■ **Record excerpts**:
####
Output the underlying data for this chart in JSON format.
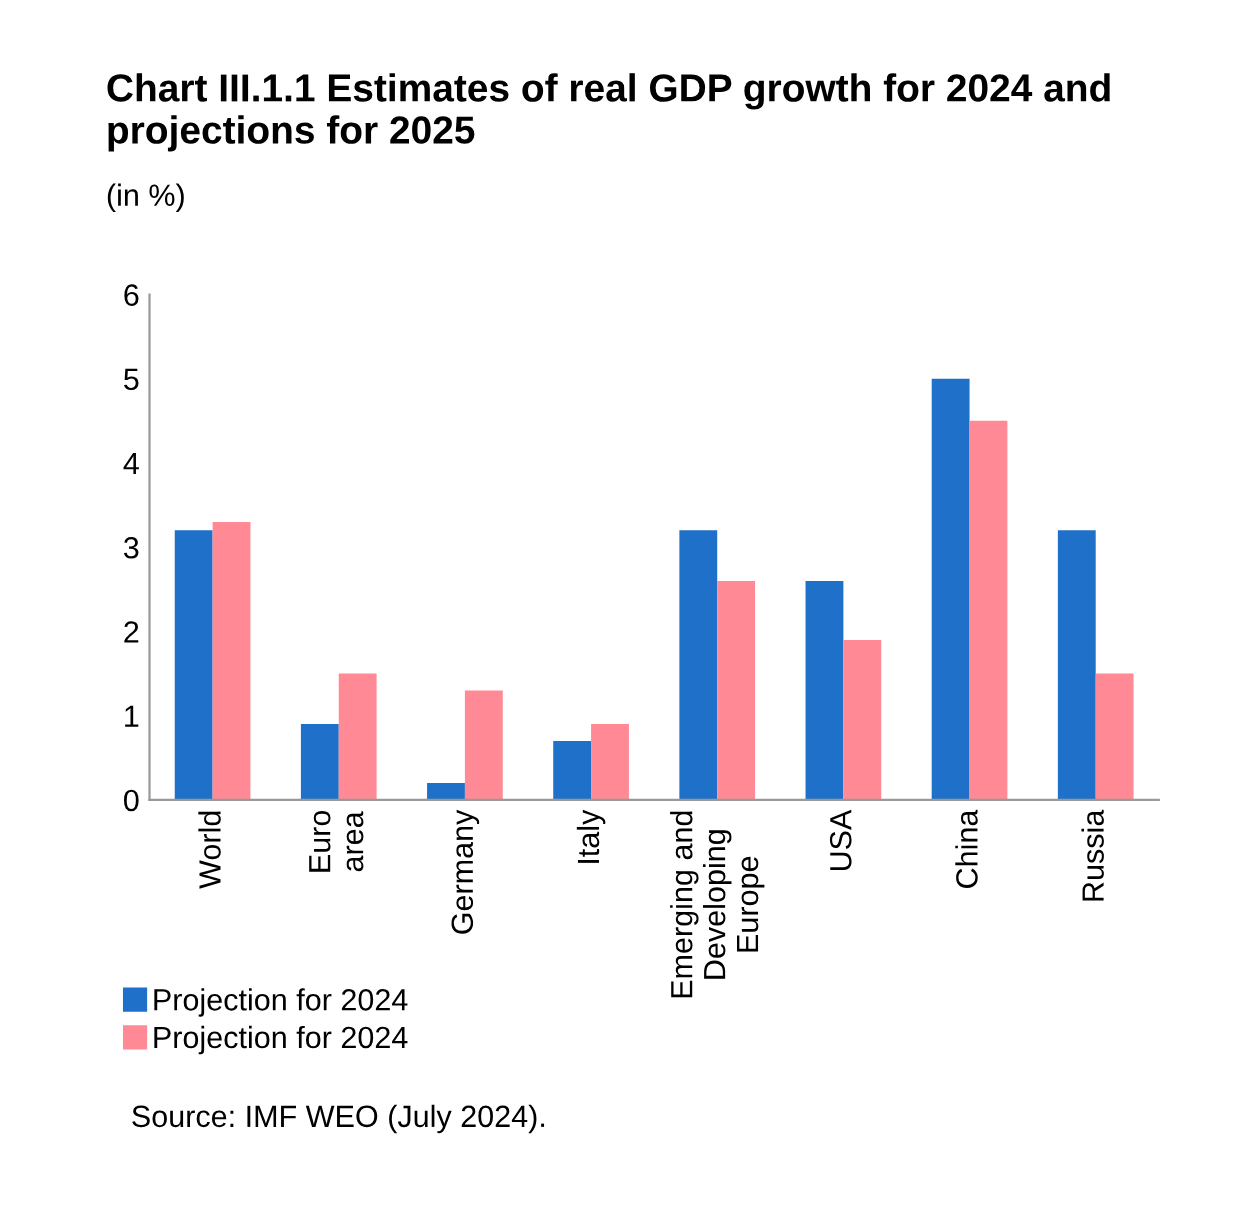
{
  "chart_data": {
    "type": "bar",
    "title": "Chart III.1.1 Estimates of real GDP growth for 2024 and projections for 2025",
    "subtitle": "(in %)",
    "categories": [
      "World",
      "Euro\narea",
      "Germany",
      "Italy",
      "Emerging and\nDeveloping\nEurope",
      "USA",
      "China",
      "Russia"
    ],
    "series": [
      {
        "name": "Projection for 2024",
        "color": "#1f70c8",
        "values": [
          3.2,
          0.9,
          0.2,
          0.7,
          3.2,
          2.6,
          5.0,
          3.2
        ]
      },
      {
        "name": "Projection for 2024",
        "color": "#ff8a95",
        "values": [
          3.3,
          1.5,
          1.3,
          0.9,
          2.6,
          1.9,
          4.5,
          1.5
        ]
      }
    ],
    "ylim": [
      0,
      6
    ],
    "yticks": [
      0,
      1,
      2,
      3,
      4,
      5,
      6
    ],
    "grid": false,
    "legend": "bottom left",
    "annotations": [
      "Source: IMF WEO (July 2024)."
    ]
  }
}
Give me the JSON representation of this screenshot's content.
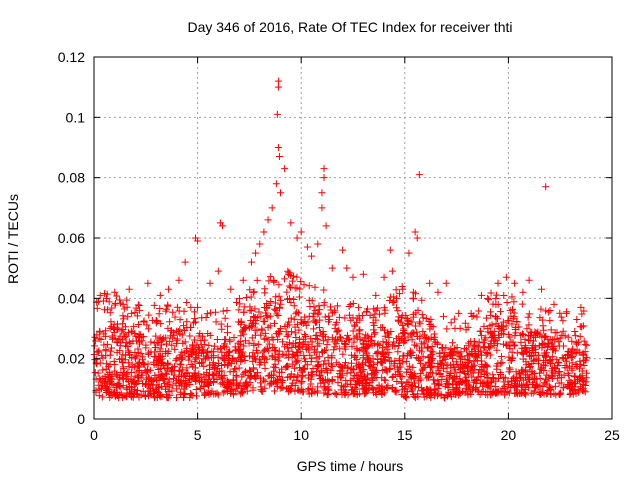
{
  "chart_data": {
    "type": "scatter",
    "title": "Day 346 of 2016, Rate Of TEC Index for receiver thti",
    "xlabel": "GPS time / hours",
    "ylabel": "ROTI / TECUs",
    "xlim": [
      0,
      25
    ],
    "ylim": [
      0,
      0.12
    ],
    "xticks": [
      0,
      5,
      10,
      15,
      20,
      25
    ],
    "xtick_labels": [
      "0",
      "5",
      "10",
      "15",
      "20",
      "25"
    ],
    "yticks": [
      0,
      0.02,
      0.04,
      0.06,
      0.08,
      0.1,
      0.12
    ],
    "ytick_labels": [
      "0",
      "0.02",
      "0.04",
      "0.06",
      "0.08",
      "0.1",
      "0.12"
    ],
    "grid": true,
    "marker": "+",
    "color": "#ff0000",
    "series": [
      {
        "name": "ROTI",
        "points": [
          [
            0.3,
            0.041
          ],
          [
            0.6,
            0.04
          ],
          [
            1.0,
            0.042
          ],
          [
            1.4,
            0.038
          ],
          [
            1.7,
            0.043
          ],
          [
            2.2,
            0.036
          ],
          [
            2.6,
            0.045
          ],
          [
            3.2,
            0.041
          ],
          [
            3.6,
            0.043
          ],
          [
            4.1,
            0.046
          ],
          [
            4.4,
            0.052
          ],
          [
            4.9,
            0.06
          ],
          [
            5.0,
            0.059
          ],
          [
            5.6,
            0.045
          ],
          [
            6.0,
            0.049
          ],
          [
            6.1,
            0.065
          ],
          [
            6.2,
            0.064
          ],
          [
            6.6,
            0.043
          ],
          [
            7.2,
            0.046
          ],
          [
            7.6,
            0.052
          ],
          [
            7.8,
            0.055
          ],
          [
            8.0,
            0.058
          ],
          [
            8.2,
            0.062
          ],
          [
            8.4,
            0.066
          ],
          [
            8.6,
            0.07
          ],
          [
            8.8,
            0.078
          ],
          [
            8.9,
            0.09
          ],
          [
            8.85,
            0.101
          ],
          [
            8.9,
            0.11
          ],
          [
            8.9,
            0.112
          ],
          [
            8.95,
            0.087
          ],
          [
            9.2,
            0.083
          ],
          [
            9.0,
            0.075
          ],
          [
            9.5,
            0.065
          ],
          [
            9.8,
            0.06
          ],
          [
            10.0,
            0.062
          ],
          [
            10.3,
            0.057
          ],
          [
            10.5,
            0.054
          ],
          [
            10.8,
            0.058
          ],
          [
            11.0,
            0.07
          ],
          [
            11.0,
            0.075
          ],
          [
            11.1,
            0.08
          ],
          [
            11.1,
            0.083
          ],
          [
            11.2,
            0.064
          ],
          [
            11.5,
            0.05
          ],
          [
            12.0,
            0.056
          ],
          [
            12.2,
            0.05
          ],
          [
            12.5,
            0.047
          ],
          [
            13.0,
            0.048
          ],
          [
            13.6,
            0.041
          ],
          [
            14.0,
            0.047
          ],
          [
            14.3,
            0.056
          ],
          [
            14.4,
            0.049
          ],
          [
            14.9,
            0.043
          ],
          [
            15.2,
            0.055
          ],
          [
            15.5,
            0.062
          ],
          [
            15.6,
            0.06
          ],
          [
            15.7,
            0.081
          ],
          [
            16.2,
            0.045
          ],
          [
            16.6,
            0.042
          ],
          [
            17.0,
            0.045
          ],
          [
            17.6,
            0.035
          ],
          [
            18.2,
            0.035
          ],
          [
            18.7,
            0.041
          ],
          [
            19.0,
            0.04
          ],
          [
            19.5,
            0.045
          ],
          [
            19.9,
            0.047
          ],
          [
            20.3,
            0.045
          ],
          [
            20.7,
            0.042
          ],
          [
            21.0,
            0.046
          ],
          [
            21.6,
            0.043
          ],
          [
            21.8,
            0.077
          ],
          [
            22.2,
            0.038
          ],
          [
            22.8,
            0.035
          ],
          [
            23.3,
            0.033
          ],
          [
            23.5,
            0.037
          ]
        ]
      }
    ],
    "density_profile": {
      "x": [
        0,
        0.5,
        1,
        2,
        3,
        4,
        5,
        5.5,
        6,
        6.5,
        7,
        7.5,
        8,
        8.5,
        9,
        9.5,
        10,
        10.5,
        11,
        11.5,
        12,
        13,
        14,
        14.5,
        15,
        15.5,
        16,
        17,
        18,
        18.5,
        19,
        20,
        21,
        22,
        23,
        23.8
      ],
      "lower": [
        0.008,
        0.007,
        0.007,
        0.007,
        0.007,
        0.007,
        0.007,
        0.008,
        0.008,
        0.008,
        0.008,
        0.009,
        0.009,
        0.009,
        0.009,
        0.009,
        0.009,
        0.008,
        0.008,
        0.008,
        0.008,
        0.008,
        0.008,
        0.008,
        0.007,
        0.007,
        0.007,
        0.007,
        0.008,
        0.008,
        0.008,
        0.008,
        0.008,
        0.008,
        0.008,
        0.009
      ],
      "upper": [
        0.03,
        0.032,
        0.031,
        0.029,
        0.028,
        0.03,
        0.028,
        0.025,
        0.027,
        0.026,
        0.03,
        0.034,
        0.037,
        0.04,
        0.042,
        0.04,
        0.037,
        0.035,
        0.036,
        0.031,
        0.03,
        0.027,
        0.028,
        0.033,
        0.035,
        0.033,
        0.028,
        0.024,
        0.023,
        0.028,
        0.032,
        0.031,
        0.03,
        0.027,
        0.026,
        0.027
      ]
    }
  }
}
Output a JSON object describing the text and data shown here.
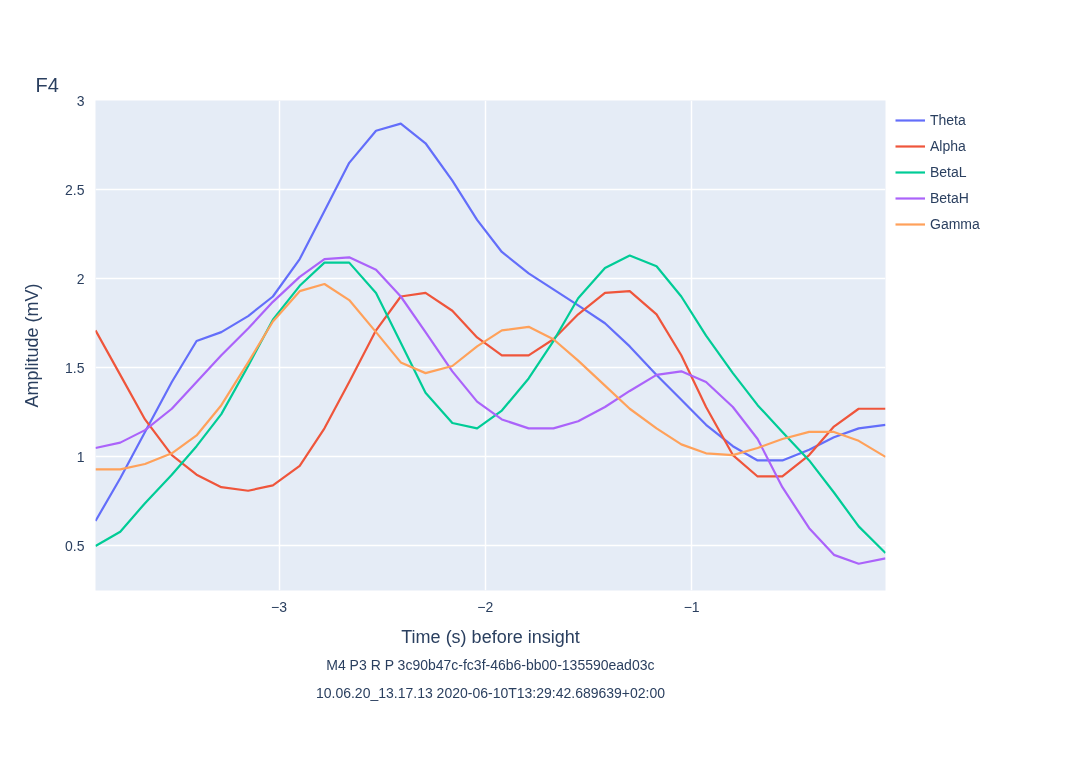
{
  "chart_data": {
    "type": "line",
    "title": "F4",
    "xlabel": "Time (s) before insight",
    "ylabel": "Amplitude (mV)",
    "annotations": [
      "M4 P3 R P 3c90b47c-fc3f-46b6-bb00-135590ead03c",
      "10.06.20_13.17.13 2020-06-10T13:29:42.689639+02:00"
    ],
    "x": [
      -3.89,
      -3.77,
      -3.65,
      -3.52,
      -3.4,
      -3.28,
      -3.15,
      -3.03,
      -2.9,
      -2.78,
      -2.66,
      -2.53,
      -2.41,
      -2.29,
      -2.16,
      -2.04,
      -1.92,
      -1.79,
      -1.67,
      -1.55,
      -1.42,
      -1.3,
      -1.17,
      -1.05,
      -0.93,
      -0.8,
      -0.68,
      -0.56,
      -0.43,
      -0.31,
      -0.19,
      -0.06
    ],
    "series": [
      {
        "name": "Theta",
        "color": "#636efa",
        "values": [
          0.64,
          0.88,
          1.14,
          1.42,
          1.65,
          1.7,
          1.79,
          1.9,
          2.11,
          2.38,
          2.65,
          2.83,
          2.87,
          2.76,
          2.55,
          2.33,
          2.15,
          2.03,
          1.94,
          1.85,
          1.75,
          1.62,
          1.46,
          1.32,
          1.18,
          1.06,
          0.98,
          0.98,
          1.04,
          1.11,
          1.16,
          1.18
        ]
      },
      {
        "name": "Alpha",
        "color": "#ef553b",
        "values": [
          1.71,
          1.46,
          1.21,
          1.01,
          0.9,
          0.83,
          0.81,
          0.84,
          0.95,
          1.16,
          1.42,
          1.71,
          1.9,
          1.92,
          1.82,
          1.67,
          1.57,
          1.57,
          1.66,
          1.8,
          1.92,
          1.93,
          1.8,
          1.57,
          1.28,
          1.01,
          0.89,
          0.89,
          1.01,
          1.17,
          1.27,
          1.27
        ]
      },
      {
        "name": "BetaL",
        "color": "#00cc96",
        "values": [
          0.5,
          0.58,
          0.74,
          0.9,
          1.06,
          1.24,
          1.51,
          1.77,
          1.96,
          2.09,
          2.09,
          1.92,
          1.64,
          1.36,
          1.19,
          1.16,
          1.26,
          1.44,
          1.65,
          1.89,
          2.06,
          2.13,
          2.07,
          1.9,
          1.68,
          1.47,
          1.29,
          1.14,
          0.98,
          0.8,
          0.61,
          0.46
        ]
      },
      {
        "name": "BetaH",
        "color": "#ab63fa",
        "values": [
          1.05,
          1.08,
          1.15,
          1.27,
          1.42,
          1.57,
          1.72,
          1.87,
          2.01,
          2.11,
          2.12,
          2.05,
          1.9,
          1.7,
          1.48,
          1.31,
          1.21,
          1.16,
          1.16,
          1.2,
          1.28,
          1.37,
          1.46,
          1.48,
          1.42,
          1.28,
          1.1,
          0.83,
          0.6,
          0.45,
          0.4,
          0.43
        ]
      },
      {
        "name": "Gamma",
        "color": "#ffa15a",
        "values": [
          0.93,
          0.93,
          0.96,
          1.02,
          1.12,
          1.29,
          1.53,
          1.76,
          1.93,
          1.97,
          1.88,
          1.7,
          1.53,
          1.47,
          1.51,
          1.62,
          1.71,
          1.73,
          1.66,
          1.54,
          1.4,
          1.27,
          1.16,
          1.07,
          1.02,
          1.01,
          1.05,
          1.1,
          1.14,
          1.14,
          1.09,
          1.0
        ]
      }
    ],
    "xlim": [
      -3.89,
      -0.06
    ],
    "ylim": [
      0.25,
      3.0
    ],
    "xticks": [
      {
        "value": -3,
        "label": "−3"
      },
      {
        "value": -2,
        "label": "−2"
      },
      {
        "value": -1,
        "label": "−1"
      }
    ],
    "yticks": [
      0.5,
      1,
      1.5,
      2,
      2.5,
      3
    ],
    "grid": true,
    "legend": "top right"
  }
}
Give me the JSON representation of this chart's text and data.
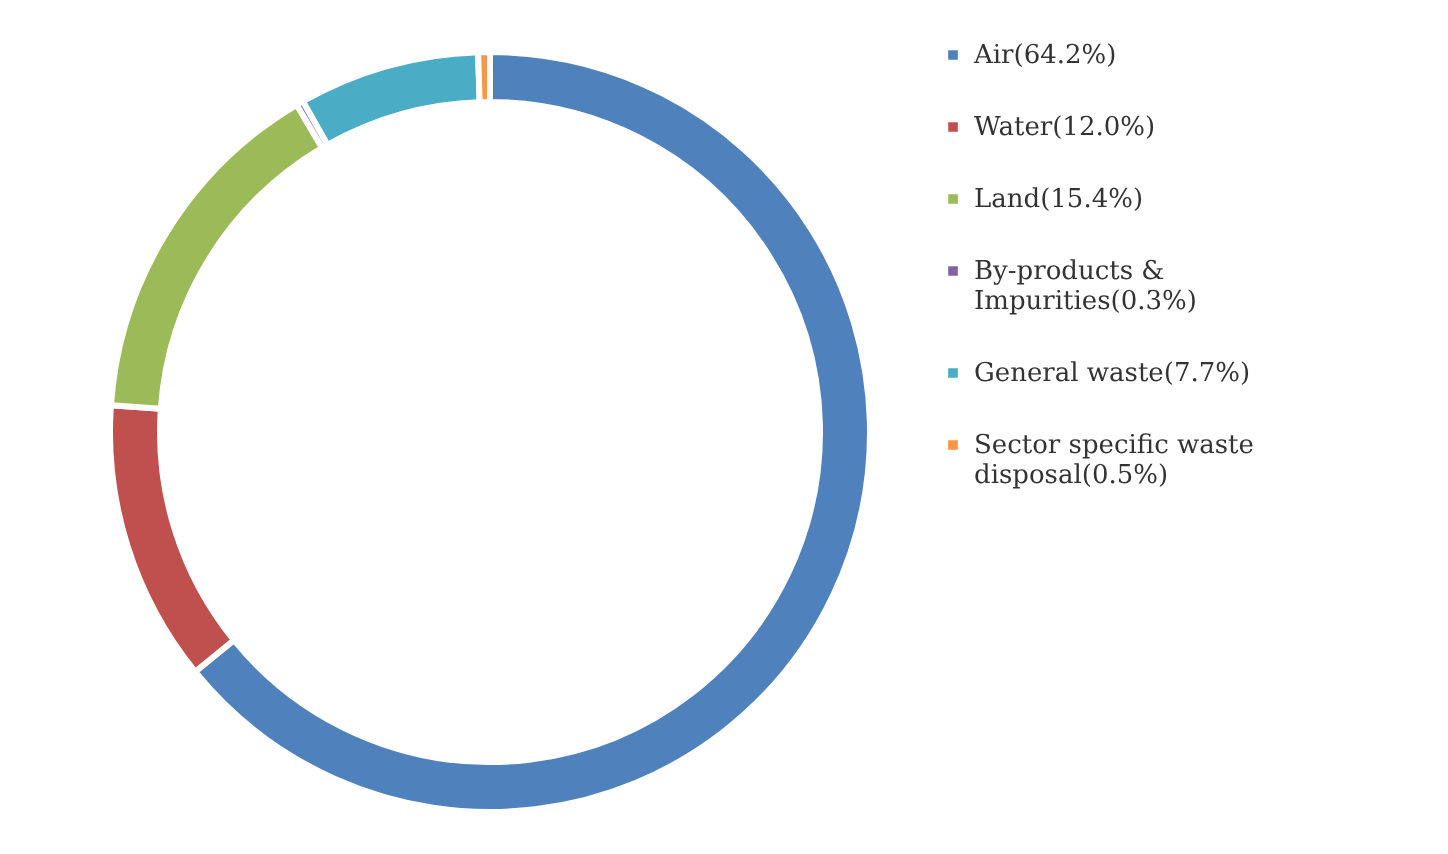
####
Search the data above for the string "name" and return every line that has it.

■ **Exercise result**:
        "name": "Projection for 2024",
        "name": "Projection for 2024",
        "name": "ROTI",
        "name": "Theta",
        "name": "Alpha",
        "name": "BetaL",
        "name": "BetaH",
        "name": "Gamma",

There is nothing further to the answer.